I'm considering Gang of Four's Entertainment! and Talib Kwali's Eardrum, two albums from artists that I've long been aware of but never had sufficient motivation to add to my collection. |
12.3.13
Cloud Nothings posted a video on YouTube that contains several samples from their upcoming new album:
Lead singer/songwriter Dylan Baldi also previewed another new song in an acoustic performance a few months ago:
Based on these two videos, I'm getting really excited for this release. I loved Cloud Nothings' eponymous full-length debut, but they lost me on their sophomore album, Attack on Memory, which was a foray into prog-rock territory where they seemed more concerned with showing off their musical skills than they did in writing great songs.
But it sounds like they're going back to the kinds of songs that they built their fanbase on, only with a bit more polished production. I would like nothing more than to fall in love with this band again, and I'm hoping this record will make that happen. |
12.4.13
I've been a fan of Sleigh Bells for their first two albums, but I just didn't like much of what I heard in the first two songs they shared from their most recent release, Bitter Rivals.
I finally broke down and ordered a copy a couple of weeks ago, however, and...well, I think that was a good decision. I listened to it straight through once, but it was an agonizing experience, and I haven't been able to bring myself to do it again. It's like someone trying to imitate Sleigh Bells but hoping they're going to have a hit either with a sappy ballad or with a balls-to-the-wall rawk jam whose main funciton is to be blasted into the ears of sports fans for ten seconds at a time for the next 20 years.
I'll likely force myself to listen to it once more before giving everything three stars or less and removing it from my recently purchased playlist (essentially relegating it to the dustbin as far as my collection is concerned), but that's not even a guarantee. |
12.5.13
I almost hate to admit it, but I'm really starting to like Arcade Fire's Reflektor. It's just weird enough that the self-importance is muted to the point where you can generally ignore it and just enjoy the music.

* [DATA SUPPLIED]:
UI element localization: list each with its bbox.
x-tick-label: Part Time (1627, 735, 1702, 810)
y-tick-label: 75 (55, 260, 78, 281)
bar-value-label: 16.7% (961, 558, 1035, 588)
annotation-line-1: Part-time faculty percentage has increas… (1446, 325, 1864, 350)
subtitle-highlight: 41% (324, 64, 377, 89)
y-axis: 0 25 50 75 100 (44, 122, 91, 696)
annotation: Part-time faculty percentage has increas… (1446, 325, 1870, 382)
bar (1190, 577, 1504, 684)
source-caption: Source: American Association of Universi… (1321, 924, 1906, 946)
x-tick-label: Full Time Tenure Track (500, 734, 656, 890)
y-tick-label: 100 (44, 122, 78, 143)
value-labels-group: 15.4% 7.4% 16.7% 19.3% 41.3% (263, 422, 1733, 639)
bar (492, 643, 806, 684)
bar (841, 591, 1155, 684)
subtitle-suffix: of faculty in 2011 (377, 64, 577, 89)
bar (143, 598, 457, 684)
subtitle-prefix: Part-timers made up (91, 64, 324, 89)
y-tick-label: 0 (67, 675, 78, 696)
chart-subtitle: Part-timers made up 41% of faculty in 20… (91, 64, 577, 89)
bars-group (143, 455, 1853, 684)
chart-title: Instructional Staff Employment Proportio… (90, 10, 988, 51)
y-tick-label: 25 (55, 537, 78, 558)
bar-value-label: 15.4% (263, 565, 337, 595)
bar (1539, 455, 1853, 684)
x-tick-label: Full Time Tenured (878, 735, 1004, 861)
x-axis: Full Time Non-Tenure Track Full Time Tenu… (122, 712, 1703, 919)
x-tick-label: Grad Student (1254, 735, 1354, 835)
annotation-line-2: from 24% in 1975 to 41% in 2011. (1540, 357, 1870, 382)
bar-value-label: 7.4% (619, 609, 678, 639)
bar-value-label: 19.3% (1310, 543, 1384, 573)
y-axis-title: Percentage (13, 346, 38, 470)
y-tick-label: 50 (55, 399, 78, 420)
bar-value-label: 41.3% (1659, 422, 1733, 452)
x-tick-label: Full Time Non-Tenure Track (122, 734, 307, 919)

* [GOAL]: Please list every artist or band in the music blog entries whose album is named by title. Rely only on the music blog entries, not the listing.

* [WRITTEN RESPONSE]:
- Gang of Four (Entertainment!)
- Talib Kwali (Eardrum)
- Cloud Nothings (Attack on Memory)
- Sleigh Bells (Bitter Rivals)
- Arcade Fire (Reflektor)